[DATA start]

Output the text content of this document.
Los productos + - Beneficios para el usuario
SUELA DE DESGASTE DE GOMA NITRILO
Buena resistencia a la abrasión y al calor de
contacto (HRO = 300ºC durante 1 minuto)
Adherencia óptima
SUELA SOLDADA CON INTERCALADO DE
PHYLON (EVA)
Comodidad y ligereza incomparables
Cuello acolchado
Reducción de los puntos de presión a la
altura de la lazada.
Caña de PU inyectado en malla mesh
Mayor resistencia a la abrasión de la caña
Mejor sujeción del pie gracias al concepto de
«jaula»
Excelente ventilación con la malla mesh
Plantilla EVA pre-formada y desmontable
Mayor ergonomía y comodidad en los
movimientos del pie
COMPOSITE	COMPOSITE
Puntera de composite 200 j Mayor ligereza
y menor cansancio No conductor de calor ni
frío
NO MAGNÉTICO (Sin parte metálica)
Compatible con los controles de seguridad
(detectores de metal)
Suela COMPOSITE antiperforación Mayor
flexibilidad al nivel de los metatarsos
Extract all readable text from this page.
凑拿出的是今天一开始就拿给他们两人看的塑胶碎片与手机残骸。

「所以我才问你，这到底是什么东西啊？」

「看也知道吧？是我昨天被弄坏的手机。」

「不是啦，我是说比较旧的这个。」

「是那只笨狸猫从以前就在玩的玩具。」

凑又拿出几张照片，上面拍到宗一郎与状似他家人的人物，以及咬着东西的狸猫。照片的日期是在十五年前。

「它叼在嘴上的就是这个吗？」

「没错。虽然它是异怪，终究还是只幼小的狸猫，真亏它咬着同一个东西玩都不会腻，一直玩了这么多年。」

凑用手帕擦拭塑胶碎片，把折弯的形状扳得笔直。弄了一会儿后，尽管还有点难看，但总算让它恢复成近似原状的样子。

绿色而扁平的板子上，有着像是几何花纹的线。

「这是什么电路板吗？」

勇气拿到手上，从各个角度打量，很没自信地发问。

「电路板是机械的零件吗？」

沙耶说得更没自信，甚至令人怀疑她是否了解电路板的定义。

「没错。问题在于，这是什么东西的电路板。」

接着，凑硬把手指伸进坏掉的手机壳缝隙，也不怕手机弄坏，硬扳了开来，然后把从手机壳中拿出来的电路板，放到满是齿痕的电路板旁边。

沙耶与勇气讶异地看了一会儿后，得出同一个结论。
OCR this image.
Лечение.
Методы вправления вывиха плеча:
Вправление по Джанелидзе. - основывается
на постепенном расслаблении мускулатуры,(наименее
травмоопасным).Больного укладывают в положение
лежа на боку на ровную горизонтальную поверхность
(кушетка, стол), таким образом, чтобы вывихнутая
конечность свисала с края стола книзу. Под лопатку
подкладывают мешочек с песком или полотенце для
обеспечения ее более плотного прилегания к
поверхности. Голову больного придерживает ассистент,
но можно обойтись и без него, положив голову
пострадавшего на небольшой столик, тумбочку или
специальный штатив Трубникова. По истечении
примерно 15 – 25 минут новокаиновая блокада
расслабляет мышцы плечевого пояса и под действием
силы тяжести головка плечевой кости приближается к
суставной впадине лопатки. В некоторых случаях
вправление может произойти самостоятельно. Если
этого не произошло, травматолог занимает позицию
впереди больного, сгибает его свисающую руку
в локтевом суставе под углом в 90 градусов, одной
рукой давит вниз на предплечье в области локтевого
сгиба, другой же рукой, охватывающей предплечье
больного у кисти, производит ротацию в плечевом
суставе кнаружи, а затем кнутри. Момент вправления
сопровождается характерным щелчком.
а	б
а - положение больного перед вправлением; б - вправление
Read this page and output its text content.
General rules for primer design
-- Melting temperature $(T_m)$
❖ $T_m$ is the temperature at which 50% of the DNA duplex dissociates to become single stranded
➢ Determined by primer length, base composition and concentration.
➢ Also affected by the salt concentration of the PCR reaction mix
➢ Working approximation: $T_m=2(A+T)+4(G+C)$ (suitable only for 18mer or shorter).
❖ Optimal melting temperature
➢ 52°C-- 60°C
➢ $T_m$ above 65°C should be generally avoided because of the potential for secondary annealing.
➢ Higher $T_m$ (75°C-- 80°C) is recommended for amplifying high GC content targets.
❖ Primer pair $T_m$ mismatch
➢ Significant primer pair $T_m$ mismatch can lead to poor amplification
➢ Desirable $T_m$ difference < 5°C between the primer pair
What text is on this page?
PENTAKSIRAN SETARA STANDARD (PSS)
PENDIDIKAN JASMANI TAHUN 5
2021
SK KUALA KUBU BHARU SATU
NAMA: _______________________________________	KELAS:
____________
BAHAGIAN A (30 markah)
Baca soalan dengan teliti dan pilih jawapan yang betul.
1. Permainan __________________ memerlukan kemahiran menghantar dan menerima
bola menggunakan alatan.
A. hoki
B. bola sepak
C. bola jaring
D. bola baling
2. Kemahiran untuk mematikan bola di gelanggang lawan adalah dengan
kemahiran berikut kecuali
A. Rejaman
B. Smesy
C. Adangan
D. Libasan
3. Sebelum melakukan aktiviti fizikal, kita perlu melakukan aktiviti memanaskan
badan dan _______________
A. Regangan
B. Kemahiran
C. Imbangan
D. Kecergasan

[DATA end]

PROBLEM STATEMENT:
Show all lines in the entries above where the word "content" appears.

WRITTEN ANSWER:
Output the text content of this document.
Read this page and output its text content.
➢ Higher $T_m$ (75°C-- 80°C) is recommended for amplifying high GC content targets.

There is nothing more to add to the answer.